◆ Objective:
Can you put the part of the listing that opens with the line containing "legend-label-generales: Élections générales" and closes with the line containing "y-tick-label: 70 (77, 135, 91, 150)" into a Markdown table with the columns Index and Text, numbering each line and leaving out blank ones?

══════

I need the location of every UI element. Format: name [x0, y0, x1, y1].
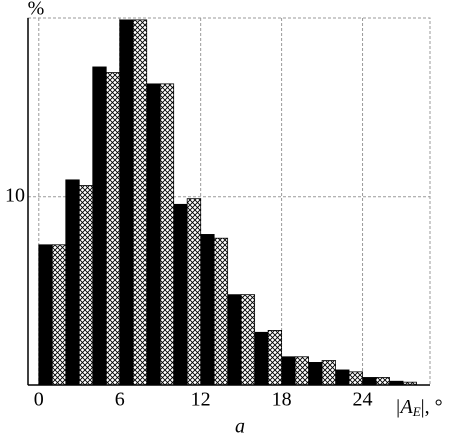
x-tick-label: 24	[353, 389, 373, 411]
bar	[38, 244, 53, 386]
bar	[375, 377, 390, 386]
bar	[321, 360, 336, 386]
x-label-part: |, °	[421, 396, 443, 418]
bar	[119, 19, 134, 386]
x-tick-label: 12	[191, 389, 211, 411]
y-tick-label: 10	[5, 184, 25, 206]
bar	[51, 244, 67, 386]
bar	[294, 356, 309, 386]
bar	[132, 19, 148, 386]
bar	[335, 369, 350, 386]
bar	[146, 83, 161, 386]
caption: a	[235, 416, 245, 437]
bar	[227, 294, 242, 386]
bar	[159, 83, 175, 386]
x-tick-label: 6	[115, 389, 125, 411]
x-axis-label: |AE|, °	[395, 396, 443, 419]
bar	[105, 72, 121, 386]
x-label-part: |A	[395, 396, 413, 418]
y-axis-label: %	[28, 0, 45, 20]
bar	[362, 377, 377, 386]
bar	[240, 294, 256, 386]
bar	[200, 234, 215, 386]
bar	[281, 356, 296, 386]
bar	[348, 371, 363, 386]
x-label-sub: E	[412, 404, 421, 419]
bar	[78, 185, 94, 386]
bar	[92, 66, 107, 386]
bar	[267, 330, 283, 386]
bar	[254, 331, 269, 386]
x-tick-label: 0	[34, 389, 44, 411]
bar	[213, 237, 229, 386]
bar	[65, 179, 80, 386]
bar	[186, 198, 202, 386]
x-tick-label: 18	[272, 389, 292, 411]
bar	[308, 362, 323, 386]
bar	[173, 203, 188, 386]
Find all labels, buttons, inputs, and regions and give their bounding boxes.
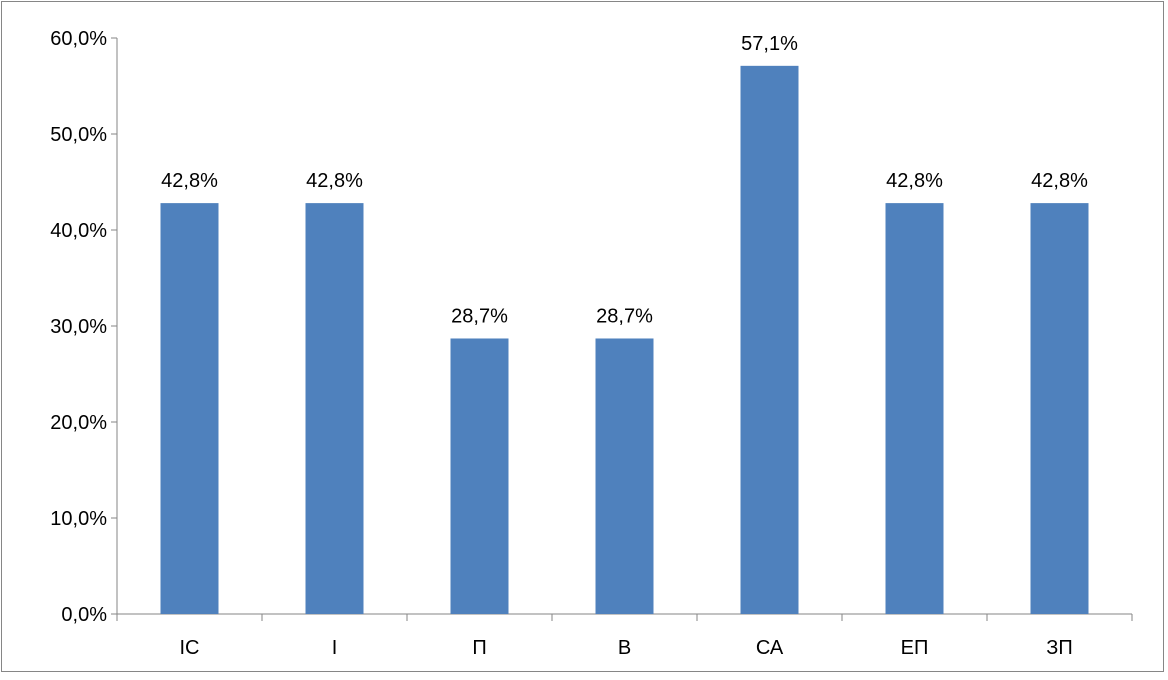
x-tick-label: ЗП — [1046, 637, 1072, 659]
y-tick-label: 20,0% — [50, 412, 107, 434]
x-tick-label: ЕП — [901, 637, 929, 659]
y-tick-label: 60,0% — [50, 28, 107, 50]
data-label: 42,8% — [886, 170, 943, 192]
bar — [1030, 203, 1089, 614]
y-tick-label: 40,0% — [50, 220, 107, 242]
data-label: 42,8% — [161, 170, 218, 192]
bar — [305, 203, 364, 614]
bar — [740, 65, 799, 615]
y-tick-label: 30,0% — [50, 316, 107, 338]
bars — [160, 65, 1089, 615]
y-tick-label: 10,0% — [50, 508, 107, 530]
data-label: 57,1% — [741, 33, 798, 55]
bar — [160, 203, 219, 614]
y-tick-label: 50,0% — [50, 124, 107, 146]
x-tick-label: В — [618, 637, 631, 659]
data-labels: 42,8% 42,8% 28,7% 28,7% 57,1% 42,8% 42,8% — [161, 33, 1088, 328]
y-tick-label: 0,0% — [61, 604, 107, 626]
data-label: 42,8% — [306, 170, 363, 192]
x-tick-label: ІС — [180, 637, 200, 659]
x-tick-label: І — [332, 637, 338, 659]
data-label: 42,8% — [1031, 170, 1088, 192]
x-tick-label: П — [472, 637, 486, 659]
y-axis: 0,0% 10,0% 20,0% 30,0% 40,0% 50,0% 60,0% — [50, 28, 118, 626]
data-label: 28,7% — [451, 305, 508, 327]
bar — [885, 203, 944, 614]
bar — [450, 338, 509, 614]
x-tick-label: СА — [756, 637, 784, 659]
data-label: 28,7% — [596, 305, 653, 327]
bar — [595, 338, 654, 614]
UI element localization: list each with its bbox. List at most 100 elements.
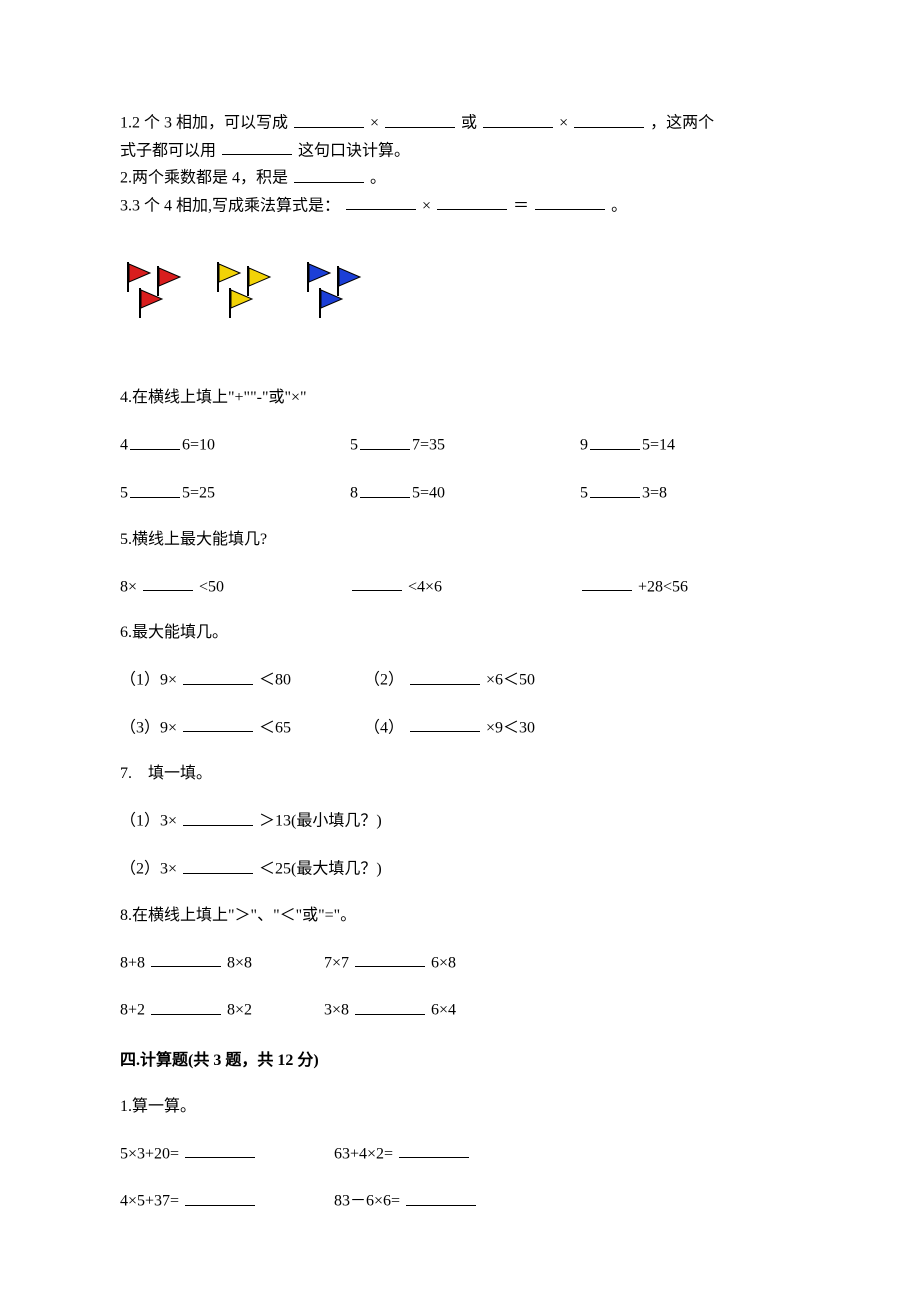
q4-operand: 9 xyxy=(580,437,588,454)
q1-l2a: 式子都可以用 xyxy=(120,142,216,159)
q6-title: 6.最大能填几。 xyxy=(120,621,800,645)
q8-2b-blank[interactable] xyxy=(355,997,425,1015)
q6-3-post: ＜65 xyxy=(259,719,291,736)
q8-2b-post: 6×4 xyxy=(431,1002,456,1019)
q8-2a-blank[interactable] xyxy=(151,997,221,1015)
section4-title: 四.计算题(共 3 题，共 12 分) xyxy=(120,1049,800,1073)
flag-group-icon xyxy=(210,258,290,328)
q1-l2b: 这句口诀计算。 xyxy=(298,142,410,159)
q6-3-pre: （3）9× xyxy=(120,719,177,736)
q2a: 2.两个乘数都是 4，积是 xyxy=(120,170,288,187)
q8-1a-post: 8×8 xyxy=(227,954,252,971)
q7-1-pre: （1）3× xyxy=(120,813,177,830)
q8-1a-blank[interactable] xyxy=(151,950,221,968)
q8-row2: 8+2 8×2 3×8 6×4 xyxy=(120,997,800,1023)
q2-line: 2.两个乘数都是 4，积是 。 xyxy=(120,165,800,191)
q4-rest: 7=35 xyxy=(412,437,445,454)
q4-operand: 4 xyxy=(120,437,128,454)
q5b2: <4×6 xyxy=(408,578,442,595)
q6-1-blank[interactable] xyxy=(183,667,253,685)
q4-blank[interactable] xyxy=(130,480,180,498)
q6-2-post: ×6＜50 xyxy=(486,672,535,689)
q5a2: <50 xyxy=(199,578,224,595)
q4-operand: 8 xyxy=(350,485,358,502)
q5c2: +28<56 xyxy=(638,578,688,595)
q4-rest: 3=8 xyxy=(642,485,667,502)
q8-2b-pre: 3×8 xyxy=(324,1002,349,1019)
q3-blank1[interactable] xyxy=(346,193,416,211)
q7-2-blank[interactable] xyxy=(183,856,253,874)
q8-row1: 8+8 8×8 7×7 6×8 xyxy=(120,950,800,976)
calc-2b-blank[interactable] xyxy=(406,1188,476,1206)
flags-row xyxy=(120,258,800,336)
q6-2-blank[interactable] xyxy=(410,667,480,685)
q8-1b-post: 6×8 xyxy=(431,954,456,971)
q2b: 。 xyxy=(370,170,386,187)
q7-1-blank[interactable] xyxy=(183,808,253,826)
calc-row1: 5×3+20= 63+4×2= xyxy=(120,1141,800,1167)
q1-blank3[interactable] xyxy=(483,110,553,128)
q4-row: 4 6=10 5 7=35 9 5=14 xyxy=(120,432,800,458)
q4-operand: 5 xyxy=(350,437,358,454)
worksheet-page: 1.2 个 3 相加，可以写成 × 或 × ，这两个 式子都可以用 这句口诀计算… xyxy=(0,0,920,1296)
q7-1-post: ＞13(最小填几？) xyxy=(259,813,382,830)
q5-blank-a[interactable] xyxy=(143,574,193,592)
q1-line1: 1.2 个 3 相加，可以写成 × 或 × ，这两个 xyxy=(120,110,800,136)
q8-1a-pre: 8+8 xyxy=(120,954,145,971)
q1-line2: 式子都可以用 这句口诀计算。 xyxy=(120,138,800,164)
q4-blank[interactable] xyxy=(360,480,410,498)
calc-1b: 63+4×2= xyxy=(334,1145,393,1162)
q4-rows: 46=1057=3595=1455=2585=4053=8 xyxy=(120,432,800,505)
q4-blank[interactable] xyxy=(130,432,180,450)
section4-q1-title: 1.算一算。 xyxy=(120,1095,800,1119)
q6-1-post: ＜80 xyxy=(259,672,291,689)
q7-item1: （1）3× ＞13(最小填几？) xyxy=(120,808,800,834)
q7-2-pre: （2）3× xyxy=(120,861,177,878)
q3a: 3.3 个 4 相加,写成乘法算式是： xyxy=(120,197,340,214)
calc-1a: 5×3+20= xyxy=(120,1145,179,1162)
q7-2-post: ＜25(最大填几？) xyxy=(259,861,382,878)
calc-1a-blank[interactable] xyxy=(185,1141,255,1159)
q6-3-blank[interactable] xyxy=(183,715,253,733)
q4-rest: 5=14 xyxy=(642,437,675,454)
q1-times1: × xyxy=(370,115,379,132)
q4-rest: 6=10 xyxy=(182,437,215,454)
q1-times2: × xyxy=(559,115,568,132)
q6-4-blank[interactable] xyxy=(410,715,480,733)
q4-blank[interactable] xyxy=(590,432,640,450)
q1-blank1[interactable] xyxy=(294,110,364,128)
q5-title: 5.横线上最大能填几? xyxy=(120,528,800,552)
q1-or: 或 xyxy=(461,115,477,132)
q7-title: 7. 填一填。 xyxy=(120,762,800,786)
q8-1b-blank[interactable] xyxy=(355,950,425,968)
q1-blank5[interactable] xyxy=(222,138,292,156)
calc-2a-blank[interactable] xyxy=(185,1188,255,1206)
q3-blank3[interactable] xyxy=(535,193,605,211)
q8-2a-pre: 8+2 xyxy=(120,1002,145,1019)
q1-blank2[interactable] xyxy=(385,110,455,128)
q4-rest: 5=25 xyxy=(182,485,215,502)
q4-operand: 5 xyxy=(120,485,128,502)
q3-blank2[interactable] xyxy=(437,193,507,211)
q2-blank[interactable] xyxy=(294,165,364,183)
q4-title: 4.在横线上填上"+""-"或"×" xyxy=(120,386,800,410)
q1-blank4[interactable] xyxy=(574,110,644,128)
q4-blank[interactable] xyxy=(590,480,640,498)
q3b: 。 xyxy=(611,197,627,214)
flag-group-icon xyxy=(120,258,200,328)
q5-row: 8× <50 <4×6 +28<56 xyxy=(120,574,800,600)
q4-row: 55=2585=4053=8 xyxy=(120,480,800,506)
q6-4-pre: （4） xyxy=(364,719,404,736)
q5a1: 8× xyxy=(120,578,137,595)
q4-operand: 5 xyxy=(580,485,588,502)
q4-blank[interactable] xyxy=(360,432,410,450)
q5-blank-b[interactable] xyxy=(352,574,402,592)
q7-item2: （2）3× ＜25(最大填几？) xyxy=(120,856,800,882)
q6-row2: （3）9× ＜65 （4） ×9＜30 xyxy=(120,715,800,741)
q5-blank-c[interactable] xyxy=(582,574,632,592)
calc-1b-blank[interactable] xyxy=(399,1141,469,1159)
flag-group xyxy=(300,258,380,336)
calc-2b: 83－6×6= xyxy=(334,1193,400,1210)
q8-2a-post: 8×2 xyxy=(227,1002,252,1019)
q8-1b-pre: 7×7 xyxy=(324,954,349,971)
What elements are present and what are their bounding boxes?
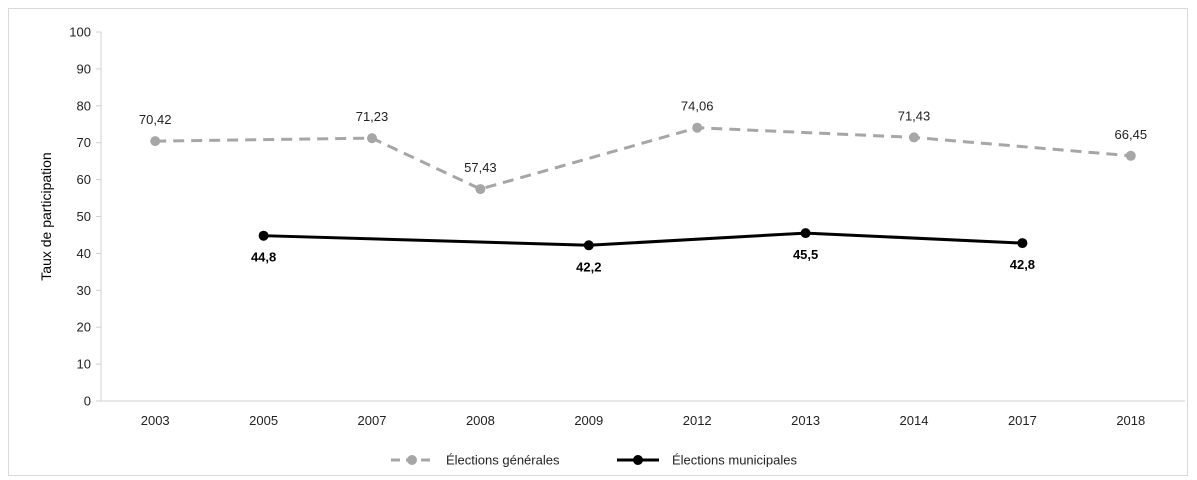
legend-label-generales: Élections générales (446, 453, 560, 468)
x-tick-label: 2018 (1116, 413, 1145, 428)
y-tick-label: 80 (77, 98, 91, 113)
x-tick-label: 2007 (358, 413, 387, 428)
data-point-generales (475, 184, 486, 195)
x-tick-label: 2009 (574, 413, 603, 428)
data-point-generales (150, 136, 161, 147)
y-tick-label: 60 (77, 172, 91, 187)
data-label-generales: 71,43 (898, 108, 931, 123)
data-point-municipales (1017, 238, 1028, 249)
x-tick-label: 2005 (249, 413, 278, 428)
y-tick-label: 50 (77, 209, 91, 224)
y-tick-label: 90 (77, 61, 91, 76)
y-tick-label: 70 (77, 135, 91, 150)
data-point-generales (909, 132, 919, 143)
x-tick-label: 2003 (141, 413, 170, 428)
y-axis-title: Taux de participation (38, 152, 54, 280)
data-point-municipales (258, 230, 269, 241)
y-tick-label: 100 (69, 25, 91, 40)
data-label-generales: 71,23 (356, 109, 389, 124)
data-label-generales: 74,06 (681, 99, 714, 114)
series-line-generales (155, 126, 1131, 191)
x-tick-label: 2014 (900, 413, 929, 428)
data-point-generales (692, 122, 703, 133)
x-tick-label: 2017 (1008, 413, 1037, 428)
data-point-municipales (583, 240, 594, 251)
legend: Élections générales Élections municipales (391, 453, 798, 468)
x-tick-label: 2013 (791, 413, 820, 428)
legend-marker-generales (407, 455, 417, 465)
data-label-generales: 57,43 (464, 160, 497, 175)
data-point-municipales (800, 228, 811, 239)
data-label-generales: 70,42 (139, 112, 172, 127)
data-point-generales (367, 133, 377, 144)
data-label-municipales: 42,8 (1010, 257, 1035, 272)
legend-marker-municipales (633, 455, 643, 465)
y-tick-label: 20 (77, 320, 91, 335)
y-tick-label: 10 (77, 357, 91, 372)
series-line-municipales (263, 231, 1023, 247)
data-label-municipales: 42,2 (576, 259, 601, 274)
data-labels: 70,42 71,23 57,43 74,06 71,43 66,45 44,8 42,2 45… (139, 99, 1147, 275)
data-label-municipales: 45,5 (793, 247, 818, 262)
y-tick-label: 40 (77, 246, 91, 261)
x-tick-label: 2012 (683, 413, 712, 428)
data-label-municipales: 44,8 (251, 250, 276, 265)
series-layer (150, 122, 1136, 251)
data-label-generales: 66,45 (1115, 127, 1148, 142)
y-tick-label: 30 (77, 283, 91, 298)
y-tick-label: 0 (84, 394, 91, 409)
legend-label-municipales: Élections municipales (672, 453, 798, 468)
axes: 0 10 20 30 40 50 60 70 80 90 100 2003 2005 2007 2008 20… (38, 25, 1185, 428)
data-point-generales (1125, 150, 1136, 161)
x-tick-label: 2008 (466, 413, 495, 428)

══════

◆ Full solution:
| Index | Text |
|---|---|
| 1 | legend-label-generales: Élections générales (446, 453, 560, 468) |
| 2 | x-tick-label: 2018 (1116, 413, 1145, 428) |
| 3 | y-tick-label: 80 (77, 98, 91, 113) |
| 4 | x-tick-label: 2007 (358, 413, 387, 428) |
| 5 | data-point-generales (475, 184, 486, 195) |
| 6 | x-tick-label: 2009 (574, 413, 603, 428) |
| 7 | data-point-generales (150, 136, 161, 147) |
| 8 | y-tick-label: 60 (77, 172, 91, 187) |
| 9 | data-label-generales: 71,43 (898, 108, 931, 123) |
| 10 | data-point-municipales (1017, 238, 1028, 249) |
| 11 | x-tick-label: 2005 (249, 413, 278, 428) |
| 12 | y-tick-label: 50 (77, 209, 91, 224) |
| 13 | y-tick-label: 90 (77, 61, 91, 76) |
| 14 | y-tick-label: 70 (77, 135, 91, 150) |